_Task details_: Copy out all of the data exactly as it appears.

(Data entries)
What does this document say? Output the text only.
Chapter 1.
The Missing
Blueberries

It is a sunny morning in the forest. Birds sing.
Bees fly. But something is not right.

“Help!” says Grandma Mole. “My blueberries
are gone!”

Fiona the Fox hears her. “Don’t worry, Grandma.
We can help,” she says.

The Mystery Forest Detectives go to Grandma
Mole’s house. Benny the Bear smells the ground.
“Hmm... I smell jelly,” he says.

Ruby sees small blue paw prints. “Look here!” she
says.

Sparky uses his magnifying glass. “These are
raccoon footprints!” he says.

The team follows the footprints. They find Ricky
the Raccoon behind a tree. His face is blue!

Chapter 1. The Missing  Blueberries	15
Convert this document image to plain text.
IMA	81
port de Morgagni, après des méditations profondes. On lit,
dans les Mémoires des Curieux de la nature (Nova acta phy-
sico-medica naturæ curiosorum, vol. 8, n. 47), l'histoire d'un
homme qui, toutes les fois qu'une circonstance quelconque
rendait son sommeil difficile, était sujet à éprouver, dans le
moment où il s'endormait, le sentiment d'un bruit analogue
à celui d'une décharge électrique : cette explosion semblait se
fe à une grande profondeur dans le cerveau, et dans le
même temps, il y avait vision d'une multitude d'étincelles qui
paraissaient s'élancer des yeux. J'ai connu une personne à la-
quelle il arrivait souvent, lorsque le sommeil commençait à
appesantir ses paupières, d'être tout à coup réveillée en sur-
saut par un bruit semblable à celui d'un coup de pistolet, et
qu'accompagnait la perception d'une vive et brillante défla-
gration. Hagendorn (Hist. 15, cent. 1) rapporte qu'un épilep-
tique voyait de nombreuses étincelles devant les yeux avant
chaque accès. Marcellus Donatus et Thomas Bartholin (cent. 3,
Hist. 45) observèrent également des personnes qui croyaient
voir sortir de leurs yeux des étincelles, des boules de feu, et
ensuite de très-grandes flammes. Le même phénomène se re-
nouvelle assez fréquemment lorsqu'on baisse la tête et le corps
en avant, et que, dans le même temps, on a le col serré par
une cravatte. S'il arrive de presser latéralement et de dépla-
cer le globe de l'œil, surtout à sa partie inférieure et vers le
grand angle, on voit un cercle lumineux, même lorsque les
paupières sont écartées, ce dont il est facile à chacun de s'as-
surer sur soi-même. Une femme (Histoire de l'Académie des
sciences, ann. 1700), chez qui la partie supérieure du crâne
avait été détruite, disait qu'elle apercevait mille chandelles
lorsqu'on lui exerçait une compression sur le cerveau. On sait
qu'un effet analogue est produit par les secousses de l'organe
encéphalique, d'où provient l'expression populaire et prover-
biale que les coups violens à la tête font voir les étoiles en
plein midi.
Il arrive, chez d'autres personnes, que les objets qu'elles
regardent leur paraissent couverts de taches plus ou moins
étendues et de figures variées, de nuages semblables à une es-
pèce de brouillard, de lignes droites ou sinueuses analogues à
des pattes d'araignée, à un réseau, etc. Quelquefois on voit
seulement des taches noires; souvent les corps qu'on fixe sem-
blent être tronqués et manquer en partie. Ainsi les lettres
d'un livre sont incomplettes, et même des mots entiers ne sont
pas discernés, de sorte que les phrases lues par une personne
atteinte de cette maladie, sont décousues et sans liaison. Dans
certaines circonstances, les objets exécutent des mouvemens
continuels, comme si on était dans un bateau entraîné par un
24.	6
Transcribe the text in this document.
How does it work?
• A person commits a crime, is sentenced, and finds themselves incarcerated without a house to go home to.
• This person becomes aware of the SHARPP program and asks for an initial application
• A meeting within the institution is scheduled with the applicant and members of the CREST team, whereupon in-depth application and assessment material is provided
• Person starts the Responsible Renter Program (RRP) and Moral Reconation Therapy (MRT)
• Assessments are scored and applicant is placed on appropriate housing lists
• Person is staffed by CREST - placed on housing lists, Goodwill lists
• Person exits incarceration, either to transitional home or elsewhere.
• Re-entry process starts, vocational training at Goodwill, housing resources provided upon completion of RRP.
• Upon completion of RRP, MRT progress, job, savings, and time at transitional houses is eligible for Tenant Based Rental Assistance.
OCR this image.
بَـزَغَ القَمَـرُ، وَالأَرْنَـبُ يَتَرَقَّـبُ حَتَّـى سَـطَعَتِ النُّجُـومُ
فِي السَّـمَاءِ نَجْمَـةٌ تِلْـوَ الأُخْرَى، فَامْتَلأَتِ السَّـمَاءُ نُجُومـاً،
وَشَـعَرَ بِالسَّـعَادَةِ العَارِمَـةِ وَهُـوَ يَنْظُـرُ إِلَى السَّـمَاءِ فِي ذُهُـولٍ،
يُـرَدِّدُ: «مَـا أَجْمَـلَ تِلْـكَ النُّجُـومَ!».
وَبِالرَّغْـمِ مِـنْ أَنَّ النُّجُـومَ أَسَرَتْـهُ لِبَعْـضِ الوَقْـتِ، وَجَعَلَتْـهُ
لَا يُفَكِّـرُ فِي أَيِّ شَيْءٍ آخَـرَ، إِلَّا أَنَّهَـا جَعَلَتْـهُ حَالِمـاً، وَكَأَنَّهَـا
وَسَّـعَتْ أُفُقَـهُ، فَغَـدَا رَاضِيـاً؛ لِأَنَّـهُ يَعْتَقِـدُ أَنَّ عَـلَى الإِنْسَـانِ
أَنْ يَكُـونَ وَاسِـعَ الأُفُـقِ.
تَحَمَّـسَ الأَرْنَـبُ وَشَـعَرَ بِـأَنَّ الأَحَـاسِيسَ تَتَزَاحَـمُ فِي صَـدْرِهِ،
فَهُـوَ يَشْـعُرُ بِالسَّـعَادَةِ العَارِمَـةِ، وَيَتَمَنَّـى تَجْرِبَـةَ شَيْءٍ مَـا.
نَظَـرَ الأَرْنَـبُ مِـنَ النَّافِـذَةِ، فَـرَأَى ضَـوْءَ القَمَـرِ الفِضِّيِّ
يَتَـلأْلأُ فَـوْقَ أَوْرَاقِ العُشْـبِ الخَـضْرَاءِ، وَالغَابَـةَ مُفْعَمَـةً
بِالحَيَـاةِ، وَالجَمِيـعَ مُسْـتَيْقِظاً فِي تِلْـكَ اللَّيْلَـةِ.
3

_Answer to the task_:
What does this document say? Output the text only.
Chapter 1.
The Missing
Blueberries

It is a sunny morning in the forest. Birds sing.
Bees fly. But something is not right.

“Help!” says Grandma Mole. “My blueberries
are gone!”

Fiona the Fox hears her. “Don’t worry, Grandma.
We can help,” she says.

The Mystery Forest Detectives go to Grandma
Mole’s house. Benny the Bear smells the ground.
“Hmm... I smell jelly,” he says.

Ruby sees small blue paw prints. “Look here!” she
says.

Sparky uses his magnifying glass. “These are
raccoon footprints!” he says.

The team follows the footprints. They find Ricky
the Raccoon behind a tree. His face is blue!

Chapter 1. The Missing  Blueberries	15
Convert this document image to plain text.
IMA	81
port de Morgagni, après des méditations profondes. On lit,
dans les Mémoires des Curieux de la nature (Nova acta phy-
sico-medica naturæ curiosorum, vol. 8, n. 47), l'histoire d'un
homme qui, toutes les fois qu'une circonstance quelconque
rendait son sommeil difficile, était sujet à éprouver, dans le
moment où il s'endormait, le sentiment d'un bruit analogue
à celui d'une décharge électrique : cette explosion semblait se
fe à une grande profondeur dans le cerveau, et dans le
même temps, il y avait vision d'une multitude d'étincelles qui
paraissaient s'élancer des yeux. J'ai connu une personne à la-
quelle il arrivait souvent, lorsque le sommeil commençait à
appesantir ses paupières, d'être tout à coup réveillée en sur-
saut par un bruit semblable à celui d'un coup de pistolet, et
qu'accompagnait la perception d'une vive et brillante défla-
gration. Hagendorn (Hist. 15, cent. 1) rapporte qu'un épilep-
tique voyait de nombreuses étincelles devant les yeux avant
chaque accès. Marcellus Donatus et Thomas Bartholin (cent. 3,
Hist. 45) observèrent également des personnes qui croyaient
voir sortir de leurs yeux des étincelles, des boules de feu, et
ensuite de très-grandes flammes. Le même phénomène se re-
nouvelle assez fréquemment lorsqu'on baisse la tête et le corps
en avant, et que, dans le même temps, on a le col serré par
une cravatte. S'il arrive de presser latéralement et de dépla-
cer le globe de l'œil, surtout à sa partie inférieure et vers le
grand angle, on voit un cercle lumineux, même lorsque les
paupières sont écartées, ce dont il est facile à chacun de s'as-
surer sur soi-même. Une femme (Histoire de l'Académie des
sciences, ann. 1700), chez qui la partie supérieure du crâne
avait été détruite, disait qu'elle apercevait mille chandelles
lorsqu'on lui exerçait une compression sur le cerveau. On sait
qu'un effet analogue est produit par les secousses de l'organe
encéphalique, d'où provient l'expression populaire et prover-
biale que les coups violens à la tête font voir les étoiles en
plein midi.
Il arrive, chez d'autres personnes, que les objets qu'elles
regardent leur paraissent couverts de taches plus ou moins
étendues et de figures variées, de nuages semblables à une es-
pèce de brouillard, de lignes droites ou sinueuses analogues à
des pattes d'araignée, à un réseau, etc. Quelquefois on voit
seulement des taches noires; souvent les corps qu'on fixe sem-
blent être tronqués et manquer en partie. Ainsi les lettres
d'un livre sont incomplettes, et même des mots entiers ne sont
pas discernés, de sorte que les phrases lues par une personne
atteinte de cette maladie, sont décousues et sans liaison. Dans
certaines circonstances, les objets exécutent des mouvemens
continuels, comme si on était dans un bateau entraîné par un
24.	6
Transcribe the text in this document.
How does it work?
• A person commits a crime, is sentenced, and finds themselves incarcerated without a house to go home to.
• This person becomes aware of the SHARPP program and asks for an initial application
• A meeting within the institution is scheduled with the applicant and members of the CREST team, whereupon in-depth application and assessment material is provided
• Person starts the Responsible Renter Program (RRP) and Moral Reconation Therapy (MRT)
• Assessments are scored and applicant is placed on appropriate housing lists
• Person is staffed by CREST - placed on housing lists, Goodwill lists
• Person exits incarceration, either to transitional home or elsewhere.
• Re-entry process starts, vocational training at Goodwill, housing resources provided upon completion of RRP.
• Upon completion of RRP, MRT progress, job, savings, and time at transitional houses is eligible for Tenant Based Rental Assistance.
OCR this image.
بَـزَغَ القَمَـرُ، وَالأَرْنَـبُ يَتَرَقَّـبُ حَتَّـى سَـطَعَتِ النُّجُـومُ
فِي السَّـمَاءِ نَجْمَـةٌ تِلْـوَ الأُخْرَى، فَامْتَلأَتِ السَّـمَاءُ نُجُومـاً،
وَشَـعَرَ بِالسَّـعَادَةِ العَارِمَـةِ وَهُـوَ يَنْظُـرُ إِلَى السَّـمَاءِ فِي ذُهُـولٍ،
يُـرَدِّدُ: «مَـا أَجْمَـلَ تِلْـكَ النُّجُـومَ!».
وَبِالرَّغْـمِ مِـنْ أَنَّ النُّجُـومَ أَسَرَتْـهُ لِبَعْـضِ الوَقْـتِ، وَجَعَلَتْـهُ
لَا يُفَكِّـرُ فِي أَيِّ شَيْءٍ آخَـرَ، إِلَّا أَنَّهَـا جَعَلَتْـهُ حَالِمـاً، وَكَأَنَّهَـا
وَسَّـعَتْ أُفُقَـهُ، فَغَـدَا رَاضِيـاً؛ لِأَنَّـهُ يَعْتَقِـدُ أَنَّ عَـلَى الإِنْسَـانِ
أَنْ يَكُـونَ وَاسِـعَ الأُفُـقِ.
تَحَمَّـسَ الأَرْنَـبُ وَشَـعَرَ بِـأَنَّ الأَحَـاسِيسَ تَتَزَاحَـمُ فِي صَـدْرِهِ،
فَهُـوَ يَشْـعُرُ بِالسَّـعَادَةِ العَارِمَـةِ، وَيَتَمَنَّـى تَجْرِبَـةَ شَيْءٍ مَـا.
نَظَـرَ الأَرْنَـبُ مِـنَ النَّافِـذَةِ، فَـرَأَى ضَـوْءَ القَمَـرِ الفِضِّيِّ
يَتَـلأْلأُ فَـوْقَ أَوْرَاقِ العُشْـبِ الخَـضْرَاءِ، وَالغَابَـةَ مُفْعَمَـةً
بِالحَيَـاةِ، وَالجَمِيـعَ مُسْـتَيْقِظاً فِي تِلْـكَ اللَّيْلَـةِ.
3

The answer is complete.